Select, from the data, each line where "subtitle" occurs.

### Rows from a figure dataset
=-=-=

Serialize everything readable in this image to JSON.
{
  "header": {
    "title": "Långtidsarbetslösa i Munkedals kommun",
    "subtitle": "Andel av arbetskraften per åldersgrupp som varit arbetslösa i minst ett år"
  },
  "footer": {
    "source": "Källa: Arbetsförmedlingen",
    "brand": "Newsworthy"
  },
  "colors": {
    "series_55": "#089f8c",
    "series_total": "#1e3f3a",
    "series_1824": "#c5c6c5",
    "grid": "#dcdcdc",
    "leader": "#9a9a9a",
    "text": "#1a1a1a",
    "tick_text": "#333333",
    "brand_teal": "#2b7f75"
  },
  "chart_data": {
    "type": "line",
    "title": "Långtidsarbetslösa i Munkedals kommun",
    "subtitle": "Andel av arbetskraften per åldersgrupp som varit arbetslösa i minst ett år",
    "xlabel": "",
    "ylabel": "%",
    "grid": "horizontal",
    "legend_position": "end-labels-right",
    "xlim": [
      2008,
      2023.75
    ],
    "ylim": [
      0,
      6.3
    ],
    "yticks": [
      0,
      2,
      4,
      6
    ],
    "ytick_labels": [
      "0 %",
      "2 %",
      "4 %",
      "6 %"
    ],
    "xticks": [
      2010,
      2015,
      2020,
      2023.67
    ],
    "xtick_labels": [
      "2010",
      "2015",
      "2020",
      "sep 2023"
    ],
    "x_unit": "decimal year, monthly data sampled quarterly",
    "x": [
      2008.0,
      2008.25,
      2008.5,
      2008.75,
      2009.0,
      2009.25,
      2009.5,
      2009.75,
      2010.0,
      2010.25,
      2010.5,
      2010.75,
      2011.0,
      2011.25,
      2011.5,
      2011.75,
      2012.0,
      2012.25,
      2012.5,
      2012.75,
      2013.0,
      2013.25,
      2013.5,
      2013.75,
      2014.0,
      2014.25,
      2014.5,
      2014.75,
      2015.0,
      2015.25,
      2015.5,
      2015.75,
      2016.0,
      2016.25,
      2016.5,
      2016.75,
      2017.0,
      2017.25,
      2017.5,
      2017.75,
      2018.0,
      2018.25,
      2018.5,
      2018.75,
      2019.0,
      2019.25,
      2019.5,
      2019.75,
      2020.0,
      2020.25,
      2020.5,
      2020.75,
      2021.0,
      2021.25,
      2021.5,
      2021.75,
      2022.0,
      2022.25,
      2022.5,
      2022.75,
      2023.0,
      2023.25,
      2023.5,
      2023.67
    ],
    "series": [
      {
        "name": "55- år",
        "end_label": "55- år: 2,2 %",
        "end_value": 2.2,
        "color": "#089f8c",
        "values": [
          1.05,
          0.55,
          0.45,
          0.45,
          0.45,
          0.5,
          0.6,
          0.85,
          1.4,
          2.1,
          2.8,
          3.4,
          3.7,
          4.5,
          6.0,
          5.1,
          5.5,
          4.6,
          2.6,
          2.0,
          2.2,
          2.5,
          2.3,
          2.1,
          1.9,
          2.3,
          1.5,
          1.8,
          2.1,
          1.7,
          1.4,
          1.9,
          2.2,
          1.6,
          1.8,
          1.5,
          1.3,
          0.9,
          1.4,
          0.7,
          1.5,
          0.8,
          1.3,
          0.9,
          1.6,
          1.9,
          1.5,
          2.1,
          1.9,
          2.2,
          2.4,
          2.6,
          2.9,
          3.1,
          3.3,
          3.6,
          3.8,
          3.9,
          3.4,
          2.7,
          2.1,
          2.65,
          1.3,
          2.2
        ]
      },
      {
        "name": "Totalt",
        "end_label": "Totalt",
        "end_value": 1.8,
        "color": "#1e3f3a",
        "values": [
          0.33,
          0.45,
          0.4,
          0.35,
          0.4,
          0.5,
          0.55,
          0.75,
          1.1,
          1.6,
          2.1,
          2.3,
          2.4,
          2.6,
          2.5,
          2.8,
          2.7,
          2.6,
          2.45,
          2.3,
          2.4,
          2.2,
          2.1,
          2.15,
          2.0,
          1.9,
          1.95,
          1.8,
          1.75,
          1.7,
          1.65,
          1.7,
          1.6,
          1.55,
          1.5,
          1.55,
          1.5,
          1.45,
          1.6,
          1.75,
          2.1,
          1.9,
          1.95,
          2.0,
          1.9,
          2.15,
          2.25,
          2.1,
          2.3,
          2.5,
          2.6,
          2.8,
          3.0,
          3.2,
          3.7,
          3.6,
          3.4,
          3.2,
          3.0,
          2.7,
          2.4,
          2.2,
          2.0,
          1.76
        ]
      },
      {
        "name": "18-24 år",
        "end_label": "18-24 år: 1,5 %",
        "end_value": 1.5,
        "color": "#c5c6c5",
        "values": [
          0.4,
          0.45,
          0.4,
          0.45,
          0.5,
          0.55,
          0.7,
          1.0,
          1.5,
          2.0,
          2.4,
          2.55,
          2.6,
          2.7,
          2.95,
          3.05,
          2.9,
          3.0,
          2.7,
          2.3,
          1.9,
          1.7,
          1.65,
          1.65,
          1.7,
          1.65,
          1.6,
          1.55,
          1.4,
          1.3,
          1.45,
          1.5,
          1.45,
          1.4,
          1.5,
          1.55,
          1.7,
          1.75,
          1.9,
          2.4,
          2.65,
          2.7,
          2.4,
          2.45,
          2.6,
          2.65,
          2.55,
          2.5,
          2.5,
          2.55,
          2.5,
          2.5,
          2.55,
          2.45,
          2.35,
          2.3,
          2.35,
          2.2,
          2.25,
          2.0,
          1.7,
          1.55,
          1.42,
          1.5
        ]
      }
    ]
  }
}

=-=-=

### Task result
    "subtitle": "Andel av arbetskraften per åldersgrupp som varit arbetslösa i minst ett år"
    "subtitle": "Andel av arbetskraften per åldersgrupp som varit arbetslösa i minst ett år",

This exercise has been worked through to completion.